Extracted data entries
============================================================

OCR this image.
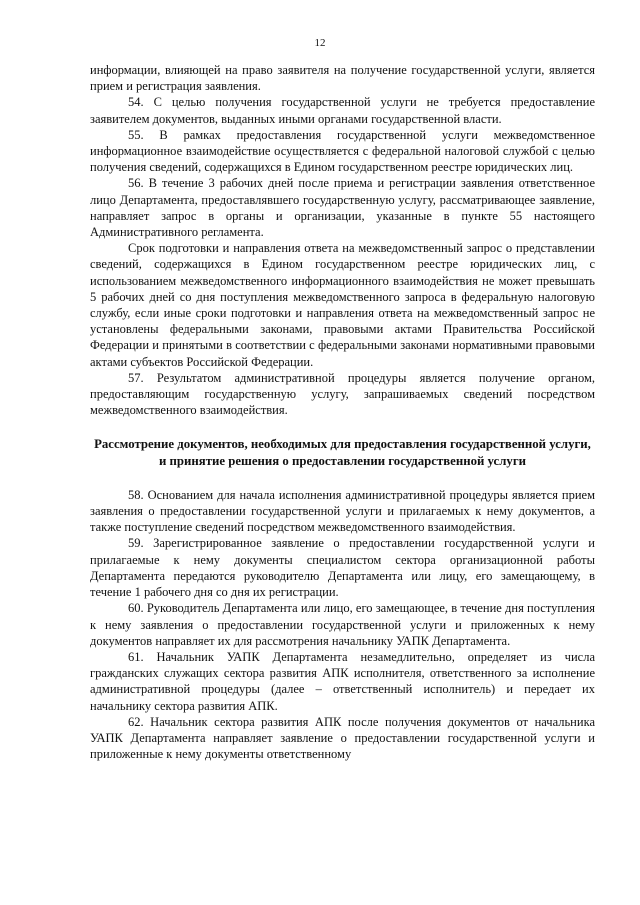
12

информации, влияющей на право заявителя на получение государственной услуги, является прием и регистрация заявления.

54. С целью получения государственной услуги не требуется предоставление заявителем документов, выданных иными органами государственной власти.

55. В рамках предоставления государственной услуги межведомственное информационное взаимодействие осуществляется с федеральной налоговой службой с целью получения сведений, содержащихся в Едином государственном реестре юридических лиц.

56. В течение 3 рабочих дней после приема и регистрации заявления ответственное лицо Департамента, предоставлявшего государственную услугу, рассматривающее заявление, направляет запрос в органы и организации, указанные в пункте 55 настоящего Административного регламента.

Срок подготовки и направления ответа на межведомственный запрос о представлении сведений, содержащихся в Едином государственном реестре юридических лиц, с использованием межведомственного информационного взаимодействия не может превышать 5 рабочих дней со дня поступления межведомственного запроса в федеральную налоговую службу, если иные сроки подготовки и направления ответа на межведомственный запрос не установлены федеральными законами, правовыми актами Правительства Российской Федерации и принятыми в соответствии с федеральными законами нормативными правовыми актами субъектов Российской Федерации.

57. Результатом административной процедуры является получение органом, предоставляющим государственную услугу, запрашиваемых сведений посредством межведомственного взаимодействия.

Рассмотрение документов, необходимых для предоставления государственной услуги, и принятие решения о предоставлении государственной услуги

58. Основанием для начала исполнения административной процедуры является прием заявления о предоставлении государственной услуги и прилагаемых к нему документов, а также поступление сведений посредством межведомственного взаимодействия.

59. Зарегистрированное заявление о предоставлении государственной услуги и прилагаемые к нему документы специалистом сектора организационной работы Департамента передаются руководителю Департамента или лицу, его замещающему, в течение 1 рабочего дня со дня их регистрации.

60. Руководитель Департамента или лицо, его замещающее, в течение дня поступления к нему заявления о предоставлении государственной услуги и приложенных к нему документов направляет их для рассмотрения начальнику УАПК Департамента.

61. Начальник УАПК Департамента незамедлительно, определяет из числа гражданских служащих сектора развития АПК исполнителя, ответственного за исполнение административной процедуры (далее – ответственный исполнитель) и передает их начальнику сектора развития АПК.

62. Начальник сектора развития АПК после получения документов от начальника УАПК Департамента направляет заявление о предоставлении государственной услуги и приложенные к нему документы ответственному
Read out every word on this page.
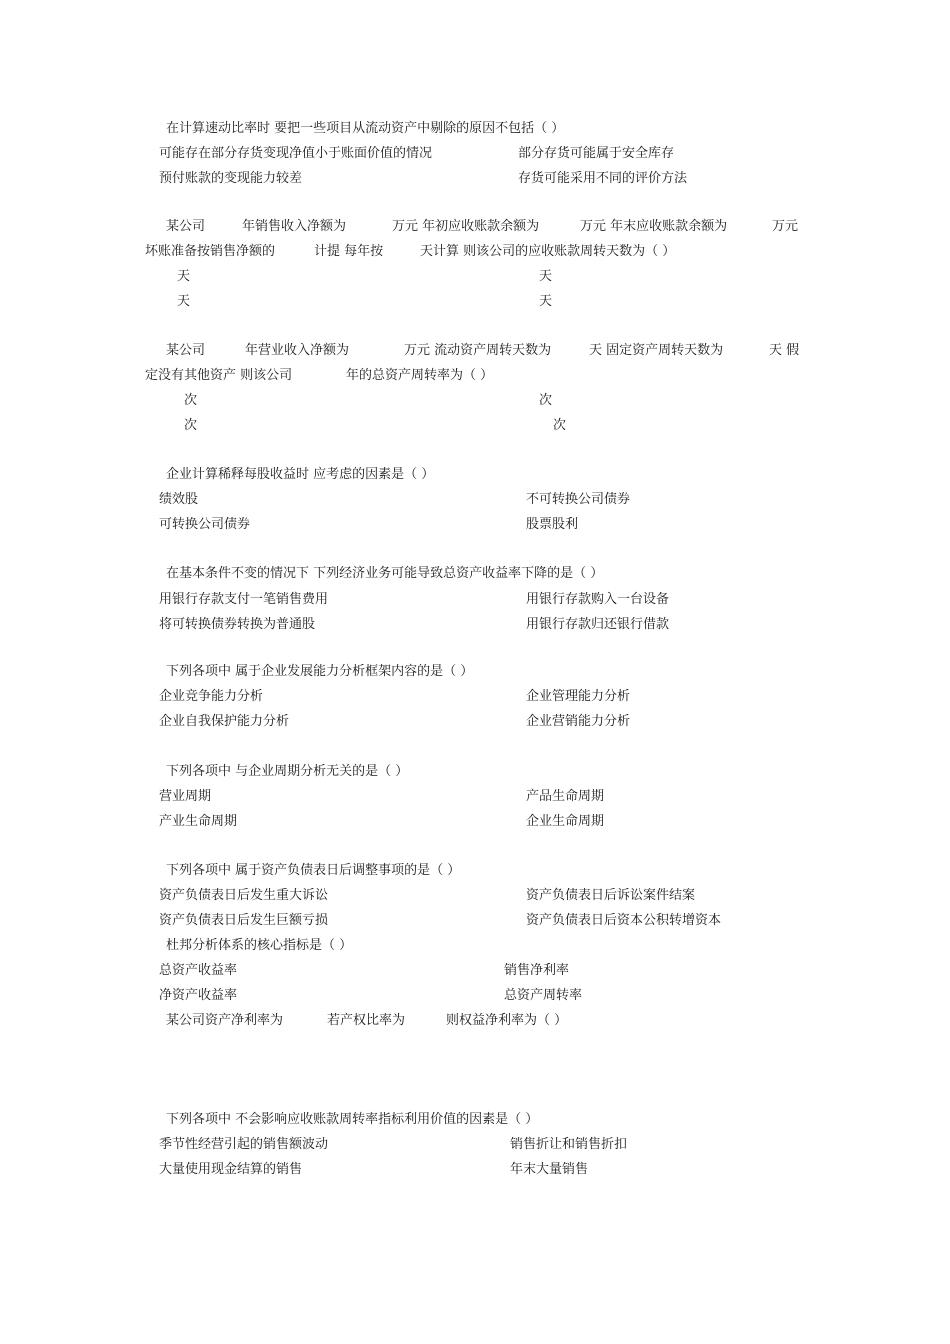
在计算速动比率时 要把一些项目从流动资产中剔除的原因不包括（ ）
可能存在部分存货变现净值小于账面价值的情况	部分存货可能属于安全库存
预付账款的变现能力较差	存货可能采用不同的评价方法
某公司	年销售收入净额为	万元 年初应收账款余额为	万元 年末应收账款余额为	万元
坏账准备按销售净额的	计提 每年按	天计算 则该公司的应收账款周转天数为（ ）
天	天
天	天
某公司	年营业收入净额为	万元 流动资产周转天数为	天 固定资产周转天数为	天 假
定没有其他资产 则该公司	年的总资产周转率为（ ）
次	次
次	次
企业计算稀释每股收益时 应考虑的因素是（ ）
绩效股	不可转换公司债券
可转换公司债券	股票股利
在基本条件不变的情况下 下列经济业务可能导致总资产收益率下降的是（ ）
用银行存款支付一笔销售费用	用银行存款购入一台设备
将可转换债券转换为普通股	用银行存款归还银行借款
下列各项中 属于企业发展能力分析框架内容的是（ ）
企业竞争能力分析	企业管理能力分析
企业自我保护能力分析	企业营销能力分析
下列各项中 与企业周期分析无关的是（ ）
营业周期	产品生命周期
产业生命周期	企业生命周期
下列各项中 属于资产负债表日后调整事项的是（ ）
资产负债表日后发生重大诉讼	资产负债表日后诉讼案件结案
资产负债表日后发生巨额亏损	资产负债表日后资本公积转增资本
杜邦分析体系的核心指标是（ ）
总资产收益率	销售净利率
净资产收益率	总资产周转率
某公司资产净利率为	若产权比率为	则权益净利率为（ ）
下列各项中 不会影响应收账款周转率指标利用价值的因素是（ ）
季节性经营引起的销售额波动	销售折让和销售折扣
大量使用现金结算的销售	年末大量销售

============================================================

# PROBLEM DESCRIPTION:
Read through the data and copy every line where "УАПК" shows up.

# SOLUTION BELOW:
60. Руководитель Департамента или лицо, его замещающее, в течение дня поступления к нему заявления о предоставлении государственной услуги и приложенных к нему документов направляет их для рассмотрения начальнику УАПК Департамента.
61. Начальник УАПК Департамента незамедлительно, определяет из числа гражданских служащих сектора развития АПК исполнителя, ответственного за исполнение административной процедуры (далее – ответственный исполнитель) и передает их начальнику сектора развития АПК.
62. Начальник сектора развития АПК после получения документов от начальника УАПК Департамента направляет заявление о предоставлении государственной услуги и приложенные к нему документы ответственному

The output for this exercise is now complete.